• Exercise details
Repeat the full listing below verbatim and keep the images out.

————————

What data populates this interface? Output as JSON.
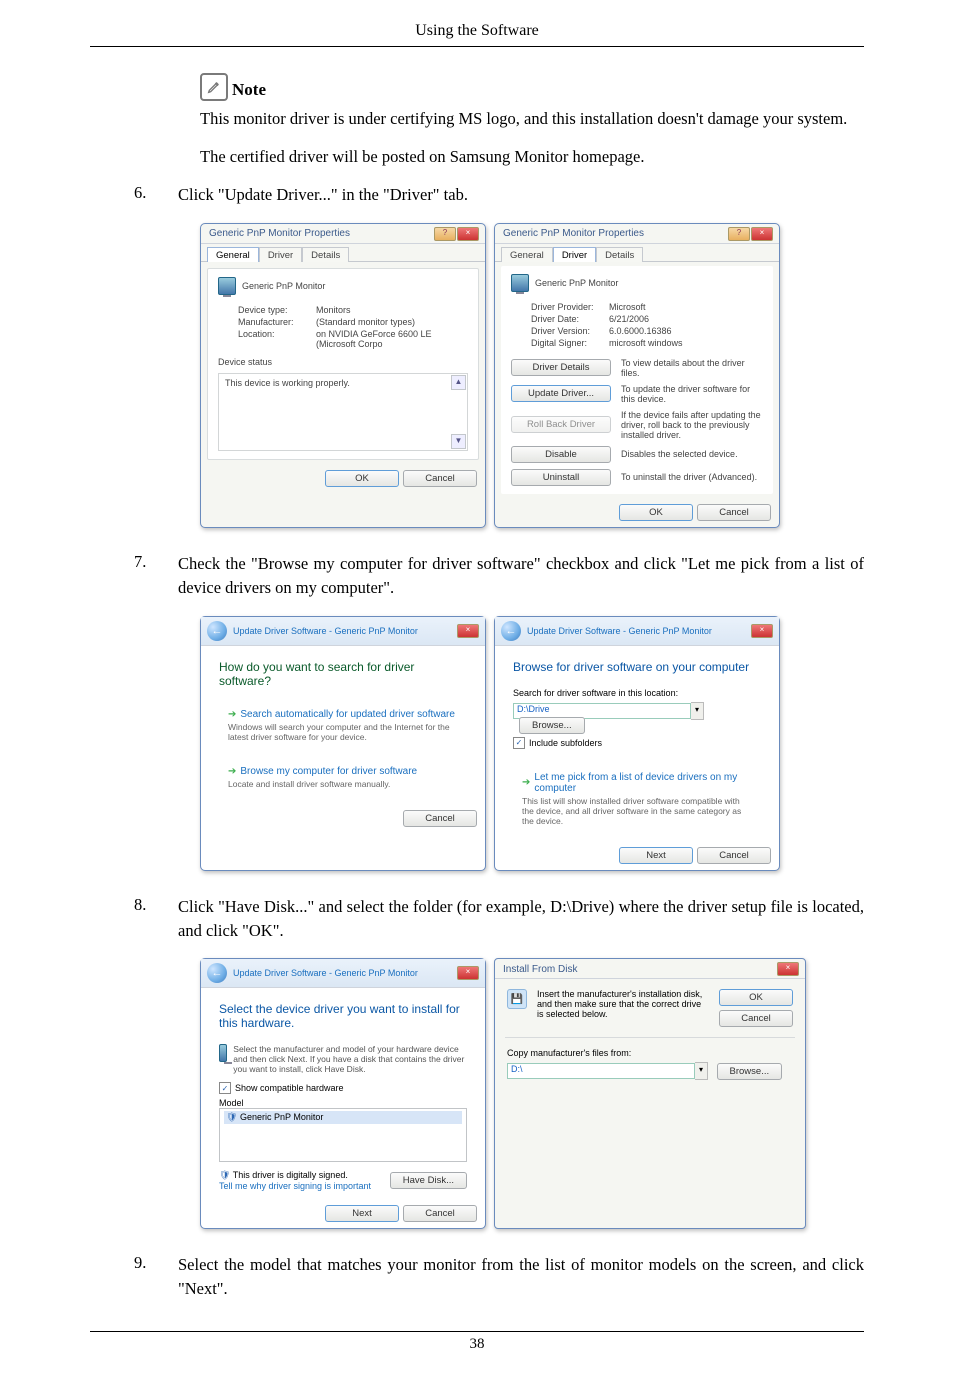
{
  "header": {
    "title": "Using the Software"
  },
  "note": {
    "label": "Note",
    "line1": "This monitor driver is under certifying MS logo, and this installation doesn't damage your system.",
    "line2": "The certified driver will be posted on Samsung Monitor homepage."
  },
  "steps": {
    "s6": {
      "num": "6.",
      "text": "Click \"Update Driver...\" in the \"Driver\" tab."
    },
    "s7": {
      "num": "7.",
      "text": "Check the \"Browse my computer for driver software\" checkbox and click \"Let me pick from a list of device drivers on my computer\"."
    },
    "s8": {
      "num": "8.",
      "text": "Click \"Have Disk...\" and select the folder (for example, D:\\Drive) where the driver setup file is located, and click \"OK\"."
    },
    "s9": {
      "num": "9.",
      "text": "Select the model that matches your monitor from the list of monitor models on the screen, and click \"Next\"."
    }
  },
  "fig6": {
    "left": {
      "title": "Generic PnP Monitor Properties",
      "tabs": {
        "general": "General",
        "driver": "Driver",
        "details": "Details"
      },
      "deviceName": "Generic PnP Monitor",
      "kvs": {
        "type_k": "Device type:",
        "type_v": "Monitors",
        "mfr_k": "Manufacturer:",
        "mfr_v": "(Standard monitor types)",
        "loc_k": "Location:",
        "loc_v": "on NVIDIA GeForce 6600 LE (Microsoft Corpo"
      },
      "status_label": "Device status",
      "status_text": "This device is working properly.",
      "ok": "OK",
      "cancel": "Cancel"
    },
    "right": {
      "title": "Generic PnP Monitor Properties",
      "tabs": {
        "general": "General",
        "driver": "Driver",
        "details": "Details"
      },
      "deviceName": "Generic PnP Monitor",
      "kvs": {
        "prov_k": "Driver Provider:",
        "prov_v": "Microsoft",
        "date_k": "Driver Date:",
        "date_v": "6/21/2006",
        "ver_k": "Driver Version:",
        "ver_v": "6.0.6000.16386",
        "sig_k": "Digital Signer:",
        "sig_v": "microsoft windows"
      },
      "actions": {
        "details": "Driver Details",
        "details_desc": "To view details about the driver files.",
        "update": "Update Driver...",
        "update_desc": "To update the driver software for this device.",
        "rollback": "Roll Back Driver",
        "rollback_desc": "If the device fails after updating the driver, roll back to the previously installed driver.",
        "disable": "Disable",
        "disable_desc": "Disables the selected device.",
        "uninstall": "Uninstall",
        "uninstall_desc": "To uninstall the driver (Advanced)."
      },
      "ok": "OK",
      "cancel": "Cancel"
    }
  },
  "fig7": {
    "left": {
      "crumb": "Update Driver Software - Generic PnP Monitor",
      "title": "How do you want to search for driver software?",
      "opt1": {
        "title": "Search automatically for updated driver software",
        "desc": "Windows will search your computer and the Internet for the latest driver software for your device."
      },
      "opt2": {
        "title": "Browse my computer for driver software",
        "desc": "Locate and install driver software manually."
      },
      "cancel": "Cancel"
    },
    "right": {
      "crumb": "Update Driver Software - Generic PnP Monitor",
      "title": "Browse for driver software on your computer",
      "search_label": "Search for driver software in this location:",
      "path": "D:\\Drive",
      "browse": "Browse...",
      "include": "Include subfolders",
      "opt": {
        "title": "Let me pick from a list of device drivers on my computer",
        "desc": "This list will show installed driver software compatible with the device, and all driver software in the same category as the device."
      },
      "next": "Next",
      "cancel": "Cancel"
    }
  },
  "fig8": {
    "left": {
      "crumb": "Update Driver Software - Generic PnP Monitor",
      "title": "Select the device driver you want to install for this hardware.",
      "instr": "Select the manufacturer and model of your hardware device and then click Next. If you have a disk that contains the driver you want to install, click Have Disk.",
      "show_compat": "Show compatible hardware",
      "model_label": "Model",
      "model_item": "Generic PnP Monitor",
      "signed": "This driver is digitally signed.",
      "tell": "Tell me why driver signing is important",
      "have_disk": "Have Disk...",
      "next": "Next",
      "cancel": "Cancel"
    },
    "right": {
      "title": "Install From Disk",
      "msg": "Insert the manufacturer's installation disk, and then make sure that the correct drive is selected below.",
      "ok": "OK",
      "cancel": "Cancel",
      "copy_label": "Copy manufacturer's files from:",
      "path": "D:\\",
      "browse": "Browse..."
    }
  },
  "footer": {
    "page": "38"
  }
}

————————

• Exercise solution
What data populates this interface? Output as JSON.
{
  "header": {
    "title": "Using the Software"
  },
  "note": {
    "label": "Note",
    "line1": "This monitor driver is under certifying MS logo, and this installation doesn't damage your system.",
    "line2": "The certified driver will be posted on Samsung Monitor homepage."
  },
  "steps": {
    "s6": {
      "num": "6.",
      "text": "Click \"Update Driver...\" in the \"Driver\" tab."
    },
    "s7": {
      "num": "7.",
      "text": "Check the \"Browse my computer for driver software\" checkbox and click \"Let me pick from a list of device drivers on my computer\"."
    },
    "s8": {
      "num": "8.",
      "text": "Click \"Have Disk...\" and select the folder (for example, D:\\Drive) where the driver setup file is located, and click \"OK\"."
    },
    "s9": {
      "num": "9.",
      "text": "Select the model that matches your monitor from the list of monitor models on the screen, and click \"Next\"."
    }
  },
  "fig6": {
    "left": {
      "title": "Generic PnP Monitor Properties",
      "tabs": {
        "general": "General",
        "driver": "Driver",
        "details": "Details"
      },
      "deviceName": "Generic PnP Monitor",
      "kvs": {
        "type_k": "Device type:",
        "type_v": "Monitors",
        "mfr_k": "Manufacturer:",
        "mfr_v": "(Standard monitor types)",
        "loc_k": "Location:",
        "loc_v": "on NVIDIA GeForce 6600 LE (Microsoft Corpo"
      },
      "status_label": "Device status",
      "status_text": "This device is working properly.",
      "ok": "OK",
      "cancel": "Cancel"
    },
    "right": {
      "title": "Generic PnP Monitor Properties",
      "tabs": {
        "general": "General",
        "driver": "Driver",
        "details": "Details"
      },
      "deviceName": "Generic PnP Monitor",
      "kvs": {
        "prov_k": "Driver Provider:",
        "prov_v": "Microsoft",
        "date_k": "Driver Date:",
        "date_v": "6/21/2006",
        "ver_k": "Driver Version:",
        "ver_v": "6.0.6000.16386",
        "sig_k": "Digital Signer:",
        "sig_v": "microsoft windows"
      },
      "actions": {
        "details": "Driver Details",
        "details_desc": "To view details about the driver files.",
        "update": "Update Driver...",
        "update_desc": "To update the driver software for this device.",
        "rollback": "Roll Back Driver",
        "rollback_desc": "If the device fails after updating the driver, roll back to the previously installed driver.",
        "disable": "Disable",
        "disable_desc": "Disables the selected device.",
        "uninstall": "Uninstall",
        "uninstall_desc": "To uninstall the driver (Advanced)."
      },
      "ok": "OK",
      "cancel": "Cancel"
    }
  },
  "fig7": {
    "left": {
      "crumb": "Update Driver Software - Generic PnP Monitor",
      "title": "How do you want to search for driver software?",
      "opt1": {
        "title": "Search automatically for updated driver software",
        "desc": "Windows will search your computer and the Internet for the latest driver software for your device."
      },
      "opt2": {
        "title": "Browse my computer for driver software",
        "desc": "Locate and install driver software manually."
      },
      "cancel": "Cancel"
    },
    "right": {
      "crumb": "Update Driver Software - Generic PnP Monitor",
      "title": "Browse for driver software on your computer",
      "search_label": "Search for driver software in this location:",
      "path": "D:\\Drive",
      "browse": "Browse...",
      "include": "Include subfolders",
      "opt": {
        "title": "Let me pick from a list of device drivers on my computer",
        "desc": "This list will show installed driver software compatible with the device, and all driver software in the same category as the device."
      },
      "next": "Next",
      "cancel": "Cancel"
    }
  },
  "fig8": {
    "left": {
      "crumb": "Update Driver Software - Generic PnP Monitor",
      "title": "Select the device driver you want to install for this hardware.",
      "instr": "Select the manufacturer and model of your hardware device and then click Next. If you have a disk that contains the driver you want to install, click Have Disk.",
      "show_compat": "Show compatible hardware",
      "model_label": "Model",
      "model_item": "Generic PnP Monitor",
      "signed": "This driver is digitally signed.",
      "tell": "Tell me why driver signing is important",
      "have_disk": "Have Disk...",
      "next": "Next",
      "cancel": "Cancel"
    },
    "right": {
      "title": "Install From Disk",
      "msg": "Insert the manufacturer's installation disk, and then make sure that the correct drive is selected below.",
      "ok": "OK",
      "cancel": "Cancel",
      "copy_label": "Copy manufacturer's files from:",
      "path": "D:\\",
      "browse": "Browse..."
    }
  },
  "footer": {
    "page": "38"
  }
}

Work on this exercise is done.